What is required: Nothing in the data should change when you return it, but leave the pictures out.

Stored data
········

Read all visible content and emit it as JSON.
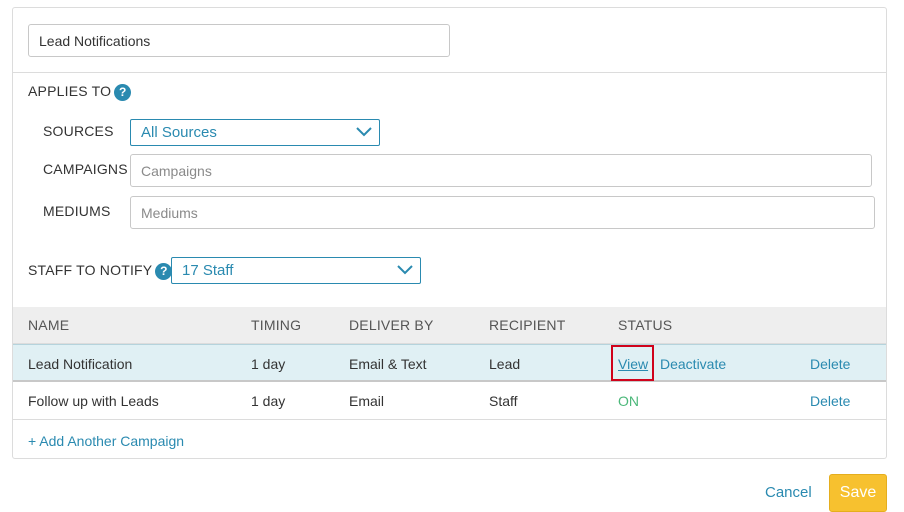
{
  "form": {
    "name_value": "Lead Notifications"
  },
  "applies_to": {
    "label": "APPLIES TO",
    "help_glyph": "?",
    "sources_label": "SOURCES",
    "sources_value": "All Sources",
    "campaigns_label": "CAMPAIGNS",
    "campaigns_placeholder": "Campaigns",
    "mediums_label": "MEDIUMS",
    "mediums_placeholder": "Mediums"
  },
  "staff": {
    "label": "STAFF TO NOTIFY",
    "help_glyph": "?",
    "value": "17 Staff"
  },
  "table": {
    "headers": [
      "NAME",
      "TIMING",
      "DELIVER BY",
      "RECIPIENT",
      "STATUS"
    ],
    "rows": [
      {
        "name": "Lead Notification",
        "timing": "1 day",
        "deliver_by": "Email & Text",
        "recipient": "Lead",
        "view_label": "View",
        "deactivate_label": "Deactivate",
        "delete_label": "Delete"
      },
      {
        "name": "Follow up with Leads",
        "timing": "1 day",
        "deliver_by": "Email",
        "recipient": "Staff",
        "status": "ON",
        "delete_label": "Delete"
      }
    ]
  },
  "add_campaign_label": "+ Add Another Campaign",
  "footer": {
    "cancel_label": "Cancel",
    "save_label": "Save"
  },
  "colors": {
    "accent": "#2a8ab0",
    "save": "#f7c12f",
    "status_on": "#4cb87a",
    "highlight": "#d0021b"
  }
}
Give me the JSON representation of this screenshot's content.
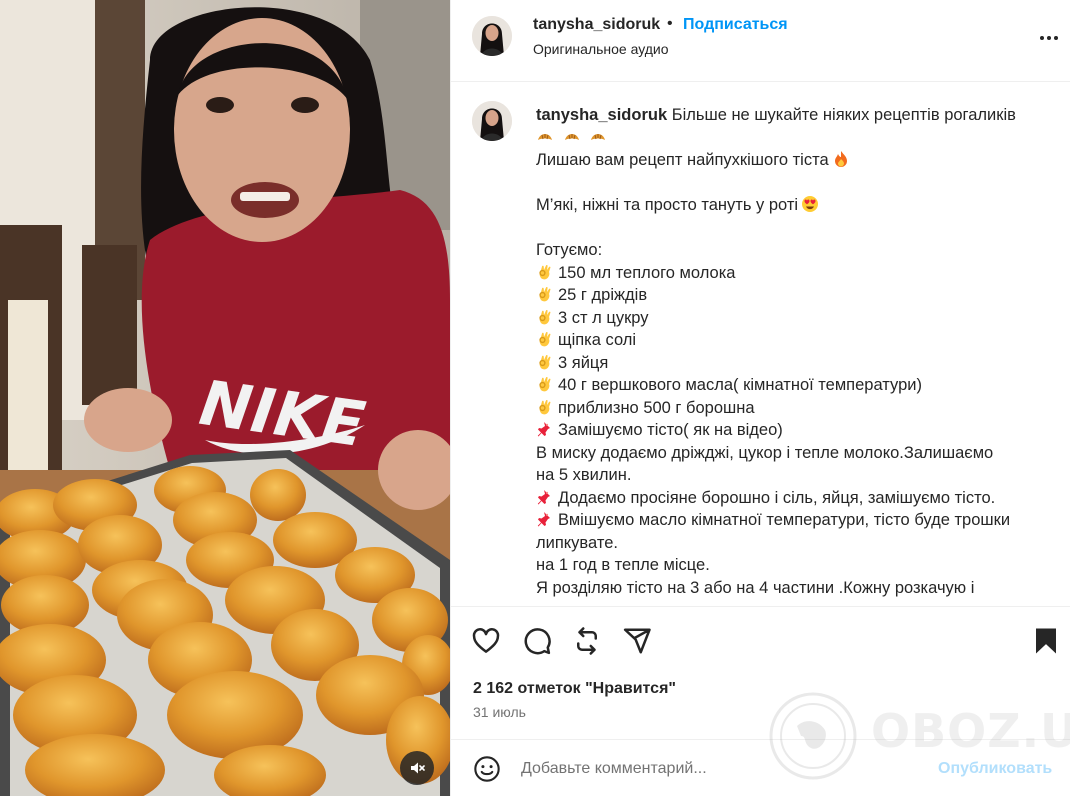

········

Written response:
Read all visible content and emit it as JSON.
{
  "form": {
    "name_value": "Lead Notifications"
  },
  "applies_to": {
    "label": "APPLIES TO",
    "help_glyph": "?",
    "sources_label": "SOURCES",
    "sources_value": "All Sources",
    "campaigns_label": "CAMPAIGNS",
    "campaigns_placeholder": "Campaigns",
    "mediums_label": "MEDIUMS",
    "mediums_placeholder": "Mediums"
  },
  "staff": {
    "label": "STAFF TO NOTIFY",
    "help_glyph": "?",
    "value": "17 Staff"
  },
  "table": {
    "headers": [
      "NAME",
      "TIMING",
      "DELIVER BY",
      "RECIPIENT",
      "STATUS"
    ],
    "rows": [
      {
        "name": "Lead Notification",
        "timing": "1 day",
        "deliver_by": "Email & Text",
        "recipient": "Lead",
        "view_label": "View",
        "deactivate_label": "Deactivate",
        "delete_label": "Delete"
      },
      {
        "name": "Follow up with Leads",
        "timing": "1 day",
        "deliver_by": "Email",
        "recipient": "Staff",
        "status": "ON",
        "delete_label": "Delete"
      }
    ]
  },
  "add_campaign_label": "+ Add Another Campaign",
  "footer": {
    "cancel_label": "Cancel",
    "save_label": "Save"
  },
  "colors": {
    "accent": "#2a8ab0",
    "save": "#f7c12f",
    "status_on": "#4cb87a",
    "highlight": "#d0021b"
  }
}
Give me the JSON representation of this screenshot's content.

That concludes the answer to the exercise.